• Instructions for the task
Copy each line of the records that holds the string "File".

— Begin Records shown —

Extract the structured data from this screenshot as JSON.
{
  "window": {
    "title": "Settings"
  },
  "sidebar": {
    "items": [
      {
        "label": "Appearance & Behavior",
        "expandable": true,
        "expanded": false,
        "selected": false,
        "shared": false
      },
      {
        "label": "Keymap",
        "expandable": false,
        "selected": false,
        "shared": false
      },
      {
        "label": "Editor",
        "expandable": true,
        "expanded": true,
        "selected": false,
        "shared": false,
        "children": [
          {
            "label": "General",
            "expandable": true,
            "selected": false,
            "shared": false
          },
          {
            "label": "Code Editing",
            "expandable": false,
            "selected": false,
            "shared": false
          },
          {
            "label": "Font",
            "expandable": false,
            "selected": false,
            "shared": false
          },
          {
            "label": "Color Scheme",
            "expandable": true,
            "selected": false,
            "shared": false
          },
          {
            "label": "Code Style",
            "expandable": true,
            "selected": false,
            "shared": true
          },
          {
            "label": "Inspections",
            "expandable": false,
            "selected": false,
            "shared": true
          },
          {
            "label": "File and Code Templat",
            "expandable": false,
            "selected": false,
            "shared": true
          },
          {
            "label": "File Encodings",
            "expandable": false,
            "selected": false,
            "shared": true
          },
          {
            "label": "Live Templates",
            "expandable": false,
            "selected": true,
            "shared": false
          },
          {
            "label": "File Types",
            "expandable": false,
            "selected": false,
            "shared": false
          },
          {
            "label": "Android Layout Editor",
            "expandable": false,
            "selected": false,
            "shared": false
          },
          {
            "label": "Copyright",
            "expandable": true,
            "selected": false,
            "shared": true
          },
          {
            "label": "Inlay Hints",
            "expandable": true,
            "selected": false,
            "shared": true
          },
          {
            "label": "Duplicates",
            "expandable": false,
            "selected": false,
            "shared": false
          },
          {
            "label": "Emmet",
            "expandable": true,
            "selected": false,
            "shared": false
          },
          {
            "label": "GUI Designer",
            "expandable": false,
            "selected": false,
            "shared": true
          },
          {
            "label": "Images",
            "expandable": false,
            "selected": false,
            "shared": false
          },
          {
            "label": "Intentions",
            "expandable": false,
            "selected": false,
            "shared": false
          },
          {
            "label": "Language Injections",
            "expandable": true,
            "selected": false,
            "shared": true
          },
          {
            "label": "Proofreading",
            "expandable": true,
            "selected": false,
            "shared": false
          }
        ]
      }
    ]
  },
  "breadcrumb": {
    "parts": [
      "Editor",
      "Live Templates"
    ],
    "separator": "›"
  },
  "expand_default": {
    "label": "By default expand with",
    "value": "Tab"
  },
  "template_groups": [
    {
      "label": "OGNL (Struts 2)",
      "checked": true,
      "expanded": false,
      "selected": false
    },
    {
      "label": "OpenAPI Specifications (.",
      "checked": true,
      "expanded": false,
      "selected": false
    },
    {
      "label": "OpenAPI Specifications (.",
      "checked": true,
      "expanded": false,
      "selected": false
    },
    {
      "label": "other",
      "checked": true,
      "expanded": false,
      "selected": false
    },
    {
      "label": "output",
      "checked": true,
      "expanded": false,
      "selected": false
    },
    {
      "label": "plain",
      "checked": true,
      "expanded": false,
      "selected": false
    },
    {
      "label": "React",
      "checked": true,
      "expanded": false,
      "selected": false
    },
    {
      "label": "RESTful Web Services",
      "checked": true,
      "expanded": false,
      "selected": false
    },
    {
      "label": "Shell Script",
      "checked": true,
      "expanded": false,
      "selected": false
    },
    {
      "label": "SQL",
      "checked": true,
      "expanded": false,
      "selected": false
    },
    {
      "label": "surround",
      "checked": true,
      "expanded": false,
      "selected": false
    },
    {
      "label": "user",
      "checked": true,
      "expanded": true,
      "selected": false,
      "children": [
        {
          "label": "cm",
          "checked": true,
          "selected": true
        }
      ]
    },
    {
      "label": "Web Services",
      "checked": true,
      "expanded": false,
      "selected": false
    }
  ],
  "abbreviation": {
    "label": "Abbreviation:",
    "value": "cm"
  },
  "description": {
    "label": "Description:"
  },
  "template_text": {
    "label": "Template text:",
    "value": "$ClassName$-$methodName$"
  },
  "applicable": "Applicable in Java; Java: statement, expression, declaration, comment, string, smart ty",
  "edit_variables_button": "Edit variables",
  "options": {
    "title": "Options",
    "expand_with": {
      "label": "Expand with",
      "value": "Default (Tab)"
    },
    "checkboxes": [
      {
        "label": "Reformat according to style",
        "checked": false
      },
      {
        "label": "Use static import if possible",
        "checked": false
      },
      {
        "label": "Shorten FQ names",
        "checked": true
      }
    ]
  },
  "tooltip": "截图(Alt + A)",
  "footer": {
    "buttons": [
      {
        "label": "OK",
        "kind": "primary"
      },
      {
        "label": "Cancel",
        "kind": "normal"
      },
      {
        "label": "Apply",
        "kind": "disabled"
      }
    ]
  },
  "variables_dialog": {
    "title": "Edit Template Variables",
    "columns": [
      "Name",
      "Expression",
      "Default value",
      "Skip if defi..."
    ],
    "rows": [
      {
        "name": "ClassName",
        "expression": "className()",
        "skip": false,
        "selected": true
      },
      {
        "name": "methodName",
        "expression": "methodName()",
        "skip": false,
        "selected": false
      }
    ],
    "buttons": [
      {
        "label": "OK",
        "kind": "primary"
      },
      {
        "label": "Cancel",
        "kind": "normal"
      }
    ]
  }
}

— End Records shown —

• Task output
            "label": "File and Code Templat",
            "label": "File Encodings",
            "label": "File Types",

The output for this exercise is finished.